* **The task**
Return, without any change, the lines below that begin with the one containing "dialog-title-line2: want to exit? bbox=[276, 331, 428, 361]" and end with the one containing "dialog-title-line1: Are you sure you bbox=[242, 7, 448, 37]", including both of those.

* **Data for processing**
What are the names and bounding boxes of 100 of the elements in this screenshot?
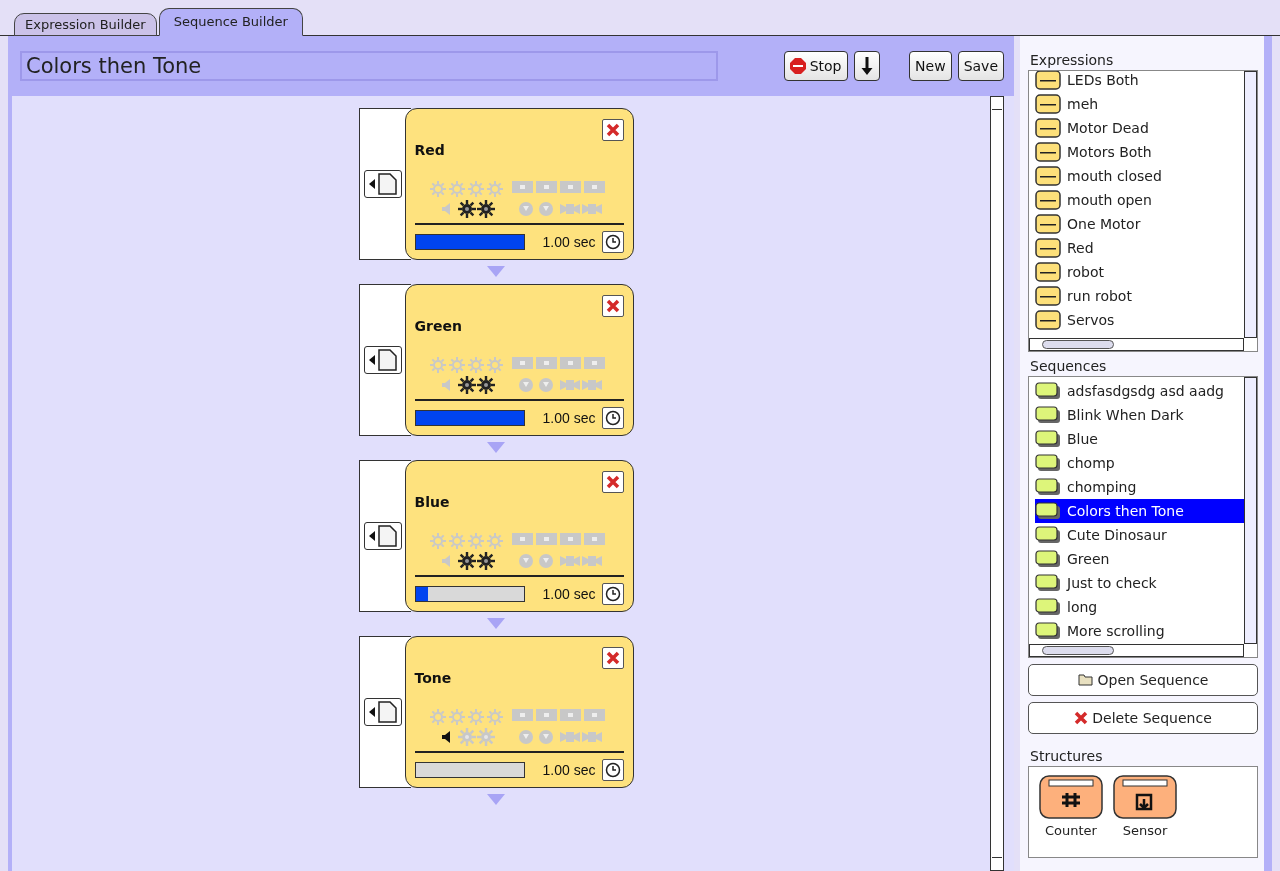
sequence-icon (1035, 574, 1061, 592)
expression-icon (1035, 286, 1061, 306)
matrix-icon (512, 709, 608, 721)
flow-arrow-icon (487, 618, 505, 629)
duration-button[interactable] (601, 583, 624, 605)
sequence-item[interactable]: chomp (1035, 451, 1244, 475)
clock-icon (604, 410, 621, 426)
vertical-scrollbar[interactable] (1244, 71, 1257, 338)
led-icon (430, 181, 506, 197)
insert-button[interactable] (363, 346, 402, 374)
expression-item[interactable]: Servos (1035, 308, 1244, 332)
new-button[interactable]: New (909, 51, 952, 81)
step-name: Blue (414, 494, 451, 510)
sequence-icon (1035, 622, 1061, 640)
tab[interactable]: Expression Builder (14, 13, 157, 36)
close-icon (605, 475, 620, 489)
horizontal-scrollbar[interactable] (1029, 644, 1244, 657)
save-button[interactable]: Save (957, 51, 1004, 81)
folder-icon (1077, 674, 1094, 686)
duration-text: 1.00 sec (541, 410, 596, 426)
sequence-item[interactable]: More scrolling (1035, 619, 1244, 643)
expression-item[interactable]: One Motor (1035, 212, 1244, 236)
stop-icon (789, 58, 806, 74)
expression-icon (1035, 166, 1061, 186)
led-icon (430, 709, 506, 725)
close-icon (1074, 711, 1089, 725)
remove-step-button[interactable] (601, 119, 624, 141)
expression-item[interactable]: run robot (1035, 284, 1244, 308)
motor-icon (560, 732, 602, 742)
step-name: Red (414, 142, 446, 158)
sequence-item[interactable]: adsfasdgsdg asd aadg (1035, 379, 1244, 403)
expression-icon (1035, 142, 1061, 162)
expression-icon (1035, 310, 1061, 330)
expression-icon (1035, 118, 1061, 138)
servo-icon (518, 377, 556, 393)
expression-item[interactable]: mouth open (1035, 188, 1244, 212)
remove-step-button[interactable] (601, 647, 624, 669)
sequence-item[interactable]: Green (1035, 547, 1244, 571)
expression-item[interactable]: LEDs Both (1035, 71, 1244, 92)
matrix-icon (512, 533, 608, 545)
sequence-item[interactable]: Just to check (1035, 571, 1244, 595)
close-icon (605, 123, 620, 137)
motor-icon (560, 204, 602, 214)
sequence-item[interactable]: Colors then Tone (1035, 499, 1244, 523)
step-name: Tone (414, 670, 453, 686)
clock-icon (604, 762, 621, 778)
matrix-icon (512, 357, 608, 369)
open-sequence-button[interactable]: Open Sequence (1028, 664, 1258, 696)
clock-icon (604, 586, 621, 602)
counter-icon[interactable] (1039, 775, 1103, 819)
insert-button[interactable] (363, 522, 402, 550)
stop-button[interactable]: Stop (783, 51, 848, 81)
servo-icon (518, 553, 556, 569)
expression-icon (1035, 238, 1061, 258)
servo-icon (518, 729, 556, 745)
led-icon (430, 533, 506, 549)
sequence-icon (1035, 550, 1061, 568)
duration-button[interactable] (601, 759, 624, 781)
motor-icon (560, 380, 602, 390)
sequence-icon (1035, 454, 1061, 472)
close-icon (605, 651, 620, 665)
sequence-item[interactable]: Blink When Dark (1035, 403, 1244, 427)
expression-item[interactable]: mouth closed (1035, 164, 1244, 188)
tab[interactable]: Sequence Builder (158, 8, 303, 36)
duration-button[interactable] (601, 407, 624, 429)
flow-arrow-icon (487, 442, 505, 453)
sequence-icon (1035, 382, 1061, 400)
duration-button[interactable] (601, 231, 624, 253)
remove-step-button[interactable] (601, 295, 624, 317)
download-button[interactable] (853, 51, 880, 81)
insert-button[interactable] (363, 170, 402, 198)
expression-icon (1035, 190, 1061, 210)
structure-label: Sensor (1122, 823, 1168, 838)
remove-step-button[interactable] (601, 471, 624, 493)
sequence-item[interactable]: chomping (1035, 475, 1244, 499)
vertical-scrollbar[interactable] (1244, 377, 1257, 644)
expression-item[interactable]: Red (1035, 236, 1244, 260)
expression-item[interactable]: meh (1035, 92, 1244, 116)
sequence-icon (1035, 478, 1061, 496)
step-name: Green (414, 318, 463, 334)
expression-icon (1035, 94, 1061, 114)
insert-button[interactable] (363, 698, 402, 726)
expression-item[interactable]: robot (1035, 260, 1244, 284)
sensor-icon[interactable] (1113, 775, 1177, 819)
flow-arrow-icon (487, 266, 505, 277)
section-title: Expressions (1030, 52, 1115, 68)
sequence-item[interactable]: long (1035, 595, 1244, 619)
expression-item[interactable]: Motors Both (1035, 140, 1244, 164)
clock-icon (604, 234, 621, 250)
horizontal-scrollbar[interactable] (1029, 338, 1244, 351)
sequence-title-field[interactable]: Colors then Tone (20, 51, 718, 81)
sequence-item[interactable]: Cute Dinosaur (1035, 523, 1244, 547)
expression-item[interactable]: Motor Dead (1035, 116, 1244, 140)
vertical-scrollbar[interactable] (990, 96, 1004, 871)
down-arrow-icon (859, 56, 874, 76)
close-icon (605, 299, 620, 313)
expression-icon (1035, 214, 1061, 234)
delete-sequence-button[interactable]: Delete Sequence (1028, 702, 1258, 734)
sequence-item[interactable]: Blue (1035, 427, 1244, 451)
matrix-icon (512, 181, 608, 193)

--

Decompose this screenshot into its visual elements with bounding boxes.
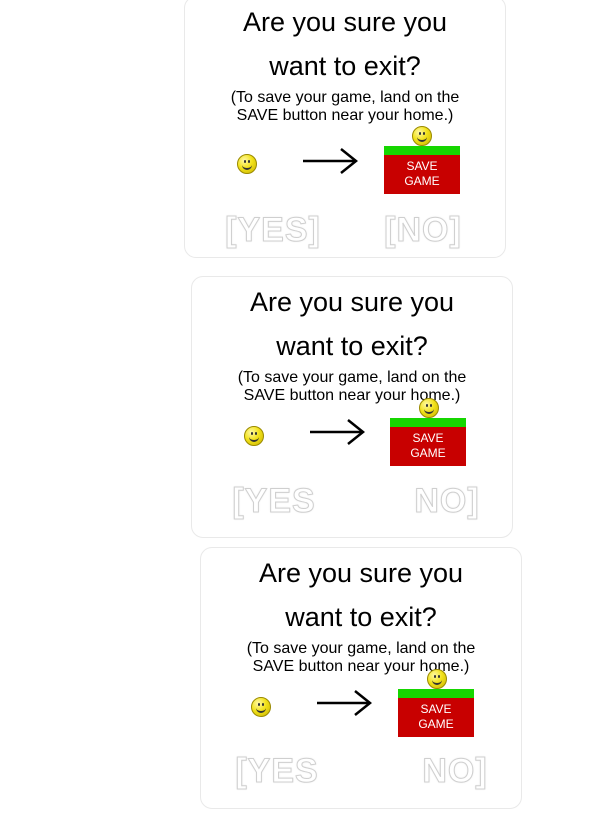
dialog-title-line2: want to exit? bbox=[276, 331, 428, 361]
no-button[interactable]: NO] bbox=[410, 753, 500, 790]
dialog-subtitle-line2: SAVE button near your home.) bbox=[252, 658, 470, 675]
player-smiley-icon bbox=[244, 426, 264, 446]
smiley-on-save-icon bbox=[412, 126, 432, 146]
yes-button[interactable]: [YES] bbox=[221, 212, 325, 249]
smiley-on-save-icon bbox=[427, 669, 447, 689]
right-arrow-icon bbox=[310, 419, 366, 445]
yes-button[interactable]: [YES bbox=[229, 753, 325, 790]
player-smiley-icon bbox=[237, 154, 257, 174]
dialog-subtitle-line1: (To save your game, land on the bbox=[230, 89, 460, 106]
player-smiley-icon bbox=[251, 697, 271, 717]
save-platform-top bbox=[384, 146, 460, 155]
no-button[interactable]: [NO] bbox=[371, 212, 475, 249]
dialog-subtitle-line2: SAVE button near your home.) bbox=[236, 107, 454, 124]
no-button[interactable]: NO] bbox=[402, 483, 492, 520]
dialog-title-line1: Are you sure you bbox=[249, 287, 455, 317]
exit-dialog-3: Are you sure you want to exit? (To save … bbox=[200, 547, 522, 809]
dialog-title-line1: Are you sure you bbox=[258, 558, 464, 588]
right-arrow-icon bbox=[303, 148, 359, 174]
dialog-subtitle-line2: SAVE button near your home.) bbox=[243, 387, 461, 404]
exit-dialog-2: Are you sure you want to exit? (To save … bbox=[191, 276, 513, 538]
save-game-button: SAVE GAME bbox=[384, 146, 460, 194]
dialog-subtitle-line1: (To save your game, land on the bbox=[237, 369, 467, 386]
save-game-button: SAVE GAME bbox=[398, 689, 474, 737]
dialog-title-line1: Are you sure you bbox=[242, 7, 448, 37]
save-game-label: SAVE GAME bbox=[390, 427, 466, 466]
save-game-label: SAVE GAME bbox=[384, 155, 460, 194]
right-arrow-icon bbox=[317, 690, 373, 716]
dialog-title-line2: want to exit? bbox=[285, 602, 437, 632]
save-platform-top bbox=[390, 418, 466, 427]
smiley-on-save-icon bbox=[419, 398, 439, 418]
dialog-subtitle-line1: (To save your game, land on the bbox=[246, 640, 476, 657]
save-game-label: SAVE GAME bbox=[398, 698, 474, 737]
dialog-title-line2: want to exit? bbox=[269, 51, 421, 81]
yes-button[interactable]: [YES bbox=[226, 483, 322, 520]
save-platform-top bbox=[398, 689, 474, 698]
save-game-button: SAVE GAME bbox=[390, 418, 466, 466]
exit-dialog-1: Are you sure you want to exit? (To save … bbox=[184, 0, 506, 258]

* **Final answer**
dialog-title-line2: want to exit? bbox=[276, 331, 428, 361]
no-button[interactable]: NO] bbox=[410, 753, 500, 790]
dialog-subtitle-line2: SAVE button near your home.) bbox=[252, 658, 470, 675]
player-smiley-icon bbox=[244, 426, 264, 446]
smiley-on-save-icon bbox=[412, 126, 432, 146]
yes-button[interactable]: [YES] bbox=[221, 212, 325, 249]
smiley-on-save-icon bbox=[427, 669, 447, 689]
right-arrow-icon bbox=[310, 419, 366, 445]
yes-button[interactable]: [YES bbox=[229, 753, 325, 790]
player-smiley-icon bbox=[237, 154, 257, 174]
dialog-subtitle-line1: (To save your game, land on the bbox=[230, 89, 460, 106]
player-smiley-icon bbox=[251, 697, 271, 717]
save-platform-top bbox=[384, 146, 460, 155]
no-button[interactable]: [NO] bbox=[371, 212, 475, 249]
dialog-subtitle-line2: SAVE button near your home.) bbox=[236, 107, 454, 124]
no-button[interactable]: NO] bbox=[402, 483, 492, 520]
dialog-title-line1: Are you sure you bbox=[249, 287, 455, 317]
exit-dialog-3: Are you sure you want to exit? (To save … bbox=[200, 547, 522, 809]
dialog-title-line1: Are you sure you bbox=[258, 558, 464, 588]
right-arrow-icon bbox=[303, 148, 359, 174]
dialog-subtitle-line2: SAVE button near your home.) bbox=[243, 387, 461, 404]
exit-dialog-2: Are you sure you want to exit? (To save … bbox=[191, 276, 513, 538]
save-game-button: SAVE GAME bbox=[384, 146, 460, 194]
dialog-subtitle-line1: (To save your game, land on the bbox=[237, 369, 467, 386]
save-game-button: SAVE GAME bbox=[398, 689, 474, 737]
dialog-title-line1: Are you sure you bbox=[242, 7, 448, 37]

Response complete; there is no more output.